Description of the task: Write out the material again exactly, please, and omit the pictures.

** start of Data shown **

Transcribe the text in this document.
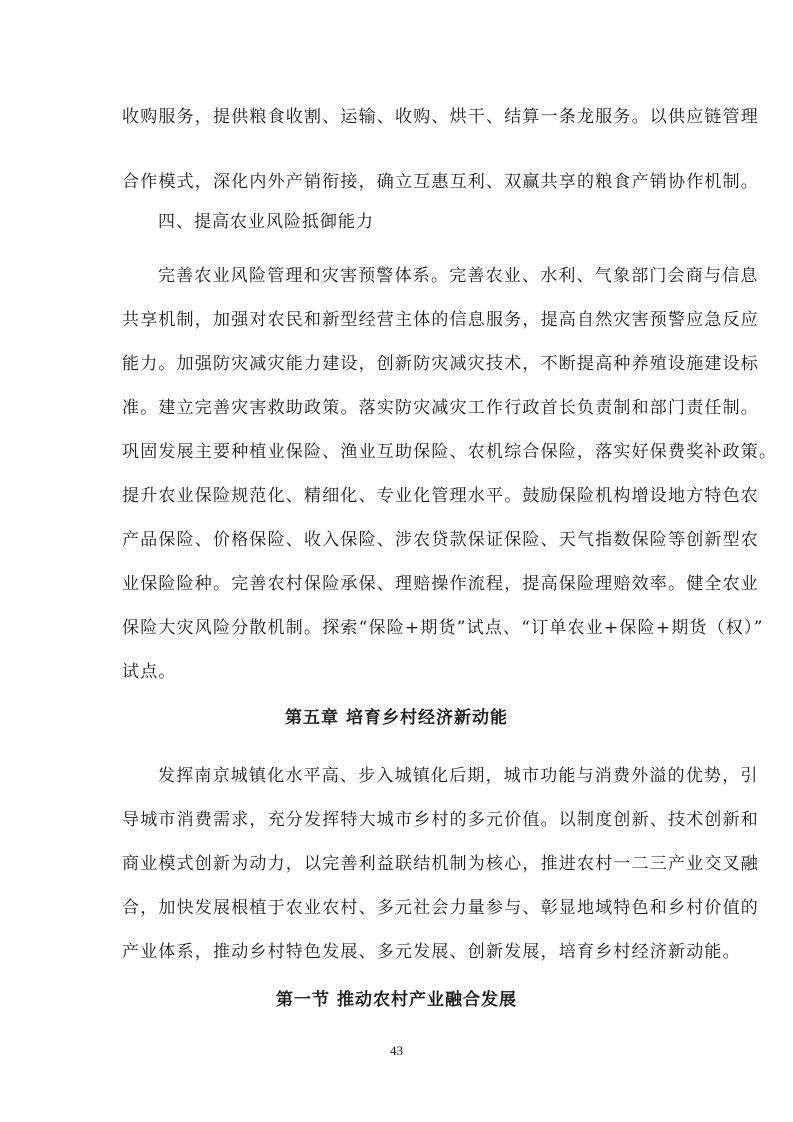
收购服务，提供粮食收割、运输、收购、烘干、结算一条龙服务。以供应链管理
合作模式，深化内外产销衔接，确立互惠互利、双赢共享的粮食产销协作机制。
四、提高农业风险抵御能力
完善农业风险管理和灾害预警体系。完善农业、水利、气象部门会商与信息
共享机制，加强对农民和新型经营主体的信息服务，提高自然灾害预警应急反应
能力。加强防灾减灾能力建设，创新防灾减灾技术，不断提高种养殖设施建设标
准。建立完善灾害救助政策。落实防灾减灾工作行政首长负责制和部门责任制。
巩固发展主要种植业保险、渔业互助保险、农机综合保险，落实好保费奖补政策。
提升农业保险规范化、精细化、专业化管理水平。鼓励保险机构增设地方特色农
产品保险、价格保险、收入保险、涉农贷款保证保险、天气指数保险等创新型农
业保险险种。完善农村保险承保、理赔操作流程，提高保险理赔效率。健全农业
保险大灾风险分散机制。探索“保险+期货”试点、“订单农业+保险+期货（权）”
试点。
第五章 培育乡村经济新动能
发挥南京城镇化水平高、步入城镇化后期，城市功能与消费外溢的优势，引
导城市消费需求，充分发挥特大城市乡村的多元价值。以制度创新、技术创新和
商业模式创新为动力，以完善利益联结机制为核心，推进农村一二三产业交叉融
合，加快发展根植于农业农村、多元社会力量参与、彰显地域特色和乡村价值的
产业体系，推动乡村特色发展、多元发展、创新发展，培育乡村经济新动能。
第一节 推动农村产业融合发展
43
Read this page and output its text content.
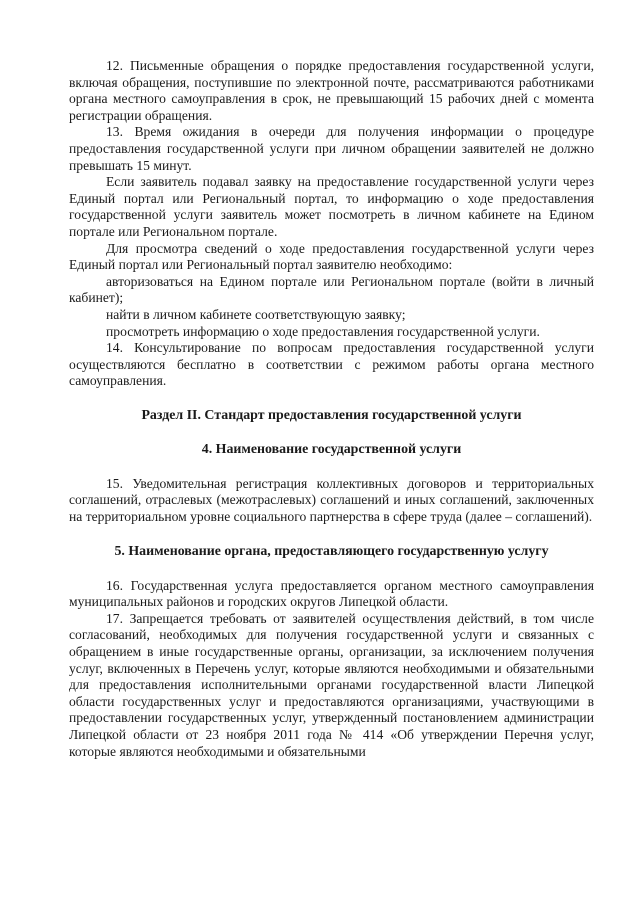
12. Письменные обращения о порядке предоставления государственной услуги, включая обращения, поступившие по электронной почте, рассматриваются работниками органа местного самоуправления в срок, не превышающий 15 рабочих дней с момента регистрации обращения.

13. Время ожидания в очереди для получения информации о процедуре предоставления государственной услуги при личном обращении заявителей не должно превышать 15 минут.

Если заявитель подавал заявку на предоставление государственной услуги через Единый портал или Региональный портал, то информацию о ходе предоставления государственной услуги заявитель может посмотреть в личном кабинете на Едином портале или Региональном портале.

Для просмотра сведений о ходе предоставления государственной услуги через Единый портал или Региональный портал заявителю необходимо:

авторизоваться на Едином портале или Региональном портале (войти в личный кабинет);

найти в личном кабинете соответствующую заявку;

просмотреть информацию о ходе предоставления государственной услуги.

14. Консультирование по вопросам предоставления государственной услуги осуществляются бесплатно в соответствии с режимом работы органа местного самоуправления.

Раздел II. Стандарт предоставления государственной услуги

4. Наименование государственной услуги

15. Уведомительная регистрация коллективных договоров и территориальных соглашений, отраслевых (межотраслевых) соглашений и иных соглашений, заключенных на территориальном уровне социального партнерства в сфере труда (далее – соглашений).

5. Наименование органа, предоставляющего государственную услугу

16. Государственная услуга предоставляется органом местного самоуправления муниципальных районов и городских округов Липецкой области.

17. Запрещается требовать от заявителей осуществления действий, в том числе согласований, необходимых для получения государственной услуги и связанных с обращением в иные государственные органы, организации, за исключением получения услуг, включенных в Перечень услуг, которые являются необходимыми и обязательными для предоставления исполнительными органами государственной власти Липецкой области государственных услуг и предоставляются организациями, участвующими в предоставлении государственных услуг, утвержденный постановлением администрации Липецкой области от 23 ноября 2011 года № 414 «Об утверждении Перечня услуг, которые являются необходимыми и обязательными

** end of Data shown **

Solution:
Transcribe the text in this document.
收购服务，提供粮食收割、运输、收购、烘干、结算一条龙服务。以供应链管理
合作模式，深化内外产销衔接，确立互惠互利、双赢共享的粮食产销协作机制。
四、提高农业风险抵御能力
完善农业风险管理和灾害预警体系。完善农业、水利、气象部门会商与信息
共享机制，加强对农民和新型经营主体的信息服务，提高自然灾害预警应急反应
能力。加强防灾减灾能力建设，创新防灾减灾技术，不断提高种养殖设施建设标
准。建立完善灾害救助政策。落实防灾减灾工作行政首长负责制和部门责任制。
巩固发展主要种植业保险、渔业互助保险、农机综合保险，落实好保费奖补政策。
提升农业保险规范化、精细化、专业化管理水平。鼓励保险机构增设地方特色农
产品保险、价格保险、收入保险、涉农贷款保证保险、天气指数保险等创新型农
业保险险种。完善农村保险承保、理赔操作流程，提高保险理赔效率。健全农业
保险大灾风险分散机制。探索“保险+期货”试点、“订单农业+保险+期货（权）”
试点。
第五章 培育乡村经济新动能
发挥南京城镇化水平高、步入城镇化后期，城市功能与消费外溢的优势，引
导城市消费需求，充分发挥特大城市乡村的多元价值。以制度创新、技术创新和
商业模式创新为动力，以完善利益联结机制为核心，推进农村一二三产业交叉融
合，加快发展根植于农业农村、多元社会力量参与、彰显地域特色和乡村价值的
产业体系，推动乡村特色发展、多元发展、创新发展，培育乡村经济新动能。
第一节 推动农村产业融合发展
43
Read this page and output its text content.
12. Письменные обращения о порядке предоставления государственной услуги, включая обращения, поступившие по электронной почте, рассматриваются работниками органа местного самоуправления в срок, не превышающий 15 рабочих дней с момента регистрации обращения.

13. Время ожидания в очереди для получения информации о процедуре предоставления государственной услуги при личном обращении заявителей не должно превышать 15 минут.

Если заявитель подавал заявку на предоставление государственной услуги через Единый портал или Региональный портал, то информацию о ходе предоставления государственной услуги заявитель может посмотреть в личном кабинете на Едином портале или Региональном портале.

Для просмотра сведений о ходе предоставления государственной услуги через Единый портал или Региональный портал заявителю необходимо:

авторизоваться на Едином портале или Региональном портале (войти в личный кабинет);

найти в личном кабинете соответствующую заявку;

просмотреть информацию о ходе предоставления государственной услуги.

14. Консультирование по вопросам предоставления государственной услуги осуществляются бесплатно в соответствии с режимом работы органа местного самоуправления.

Раздел II. Стандарт предоставления государственной услуги

4. Наименование государственной услуги

15. Уведомительная регистрация коллективных договоров и территориальных соглашений, отраслевых (межотраслевых) соглашений и иных соглашений, заключенных на территориальном уровне социального партнерства в сфере труда (далее – соглашений).

5. Наименование органа, предоставляющего государственную услугу

16. Государственная услуга предоставляется органом местного самоуправления муниципальных районов и городских округов Липецкой области.

17. Запрещается требовать от заявителей осуществления действий, в том числе согласований, необходимых для получения государственной услуги и связанных с обращением в иные государственные органы, организации, за исключением получения услуг, включенных в Перечень услуг, которые являются необходимыми и обязательными для предоставления исполнительными органами государственной власти Липецкой области государственных услуг и предоставляются организациями, участвующими в предоставлении государственных услуг, утвержденный постановлением администрации Липецкой области от 23 ноября 2011 года № 414 «Об утверждении Перечня услуг, которые являются необходимыми и обязательными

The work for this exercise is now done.